Set problem:
An exact reproduction of the records is required, with all images left out.

### Given data

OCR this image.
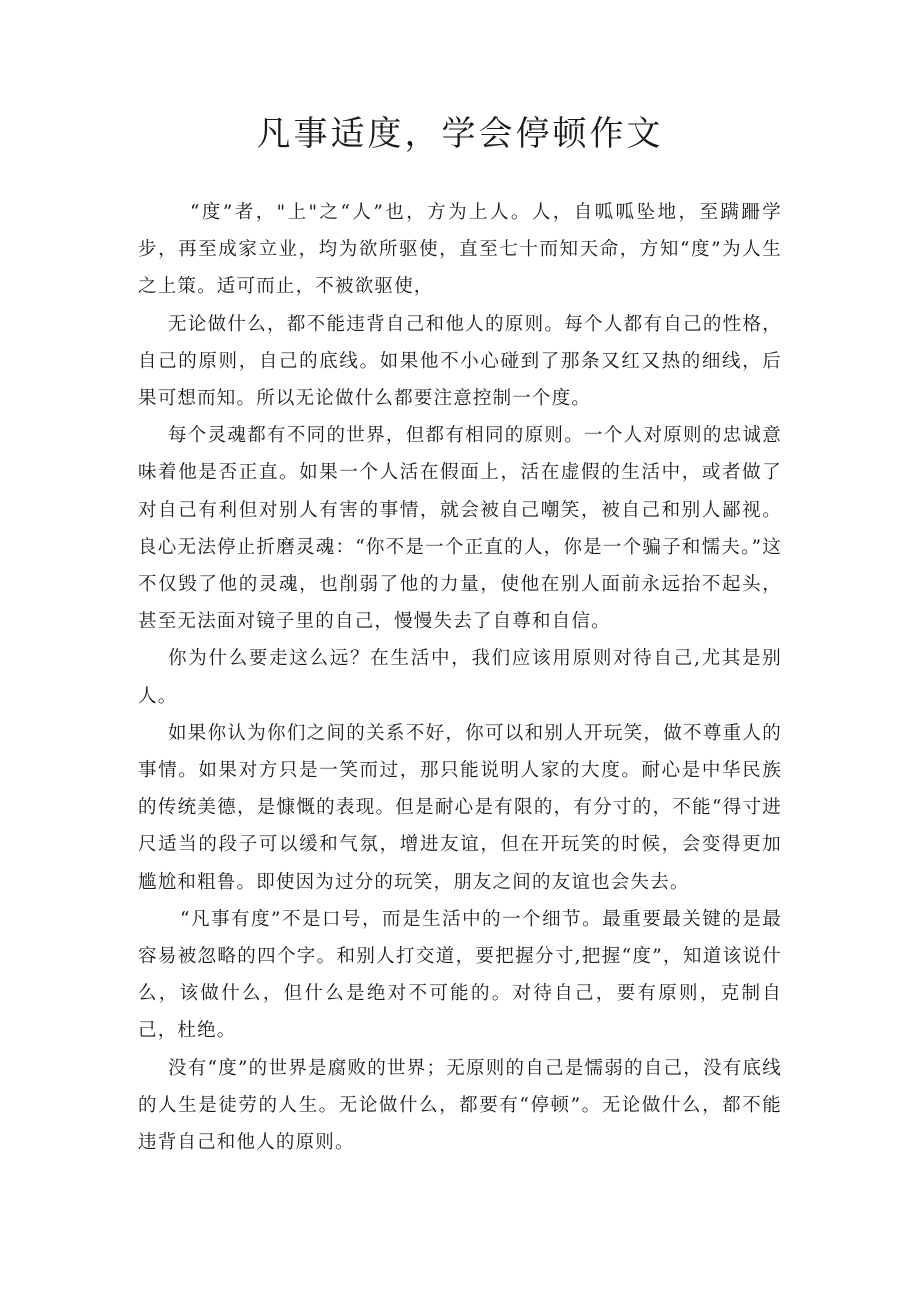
凡事适度，学会停顿作文

“度”者，"上"之“人”也，方为上人。人，自呱呱坠地，至蹒跚学步，再至成家立业，均为欲所驱使，直至七十而知天命，方知“度”为人生之上策。适可而止，不被欲驱使，

无论做什么，都不能违背自己和他人的原则。每个人都有自己的性格，自己的原则，自己的底线。如果他不小心碰到了那条又红又热的细线，后果可想而知。所以无论做什么都要注意控制一个度。

每个灵魂都有不同的世界，但都有相同的原则。一个人对原则的忠诚意味着他是否正直。如果一个人活在假面上，活在虚假的生活中，或者做了对自己有利但对别人有害的事情，就会被自己嘲笑，被自己和别人鄙视。良心无法停止折磨灵魂：“你不是一个正直的人，你是一个骗子和懦夫。”这不仅毁了他的灵魂，也削弱了他的力量，使他在别人面前永远抬不起头，甚至无法面对镜子里的自己，慢慢失去了自尊和自信。

你为什么要走这么远？在生活中，我们应该用原则对待自己,尤其是别人。

如果你认为你们之间的关系不好，你可以和别人开玩笑，做不尊重人的事情。如果对方只是一笑而过，那只能说明人家的大度。耐心是中华民族的传统美德，是慷慨的表现。但是耐心是有限的，有分寸的，不能“得寸进尺适当的段子可以缓和气氛，增进友谊，但在开玩笑的时候，会变得更加尴尬和粗鲁。即使因为过分的玩笑，朋友之间的友谊也会失去。

“凡事有度”不是口号，而是生活中的一个细节。最重要最关键的是最容易被忽略的四个字。和别人打交道，要把握分寸,把握“度”，知道该说什么，该做什么，但什么是绝对不可能的。对待自己，要有原则，克制自己，杜绝。

没有“度”的世界是腐败的世界；无原则的自己是懦弱的自己，没有底线的人生是徒劳的人生。无论做什么，都要有“停顿”。无论做什么，都不能违背自己和他人的原则。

######

Solution to this task:
OCR this image.
凡事适度，学会停顿作文

“度”者，"上"之“人”也，方为上人。人，自呱呱坠地，至蹒跚学步，再至成家立业，均为欲所驱使，直至七十而知天命，方知“度”为人生之上策。适可而止，不被欲驱使，

无论做什么，都不能违背自己和他人的原则。每个人都有自己的性格，自己的原则，自己的底线。如果他不小心碰到了那条又红又热的细线，后果可想而知。所以无论做什么都要注意控制一个度。

每个灵魂都有不同的世界，但都有相同的原则。一个人对原则的忠诚意味着他是否正直。如果一个人活在假面上，活在虚假的生活中，或者做了对自己有利但对别人有害的事情，就会被自己嘲笑，被自己和别人鄙视。良心无法停止折磨灵魂：“你不是一个正直的人，你是一个骗子和懦夫。”这不仅毁了他的灵魂，也削弱了他的力量，使他在别人面前永远抬不起头，甚至无法面对镜子里的自己，慢慢失去了自尊和自信。

你为什么要走这么远？在生活中，我们应该用原则对待自己,尤其是别人。

如果你认为你们之间的关系不好，你可以和别人开玩笑，做不尊重人的事情。如果对方只是一笑而过，那只能说明人家的大度。耐心是中华民族的传统美德，是慷慨的表现。但是耐心是有限的，有分寸的，不能“得寸进尺适当的段子可以缓和气氛，增进友谊，但在开玩笑的时候，会变得更加尴尬和粗鲁。即使因为过分的玩笑，朋友之间的友谊也会失去。

“凡事有度”不是口号，而是生活中的一个细节。最重要最关键的是最容易被忽略的四个字。和别人打交道，要把握分寸,把握“度”，知道该说什么，该做什么，但什么是绝对不可能的。对待自己，要有原则，克制自己，杜绝。

没有“度”的世界是腐败的世界；无原则的自己是懦弱的自己，没有底线的人生是徒劳的人生。无论做什么，都要有“停顿”。无论做什么，都不能违背自己和他人的原则。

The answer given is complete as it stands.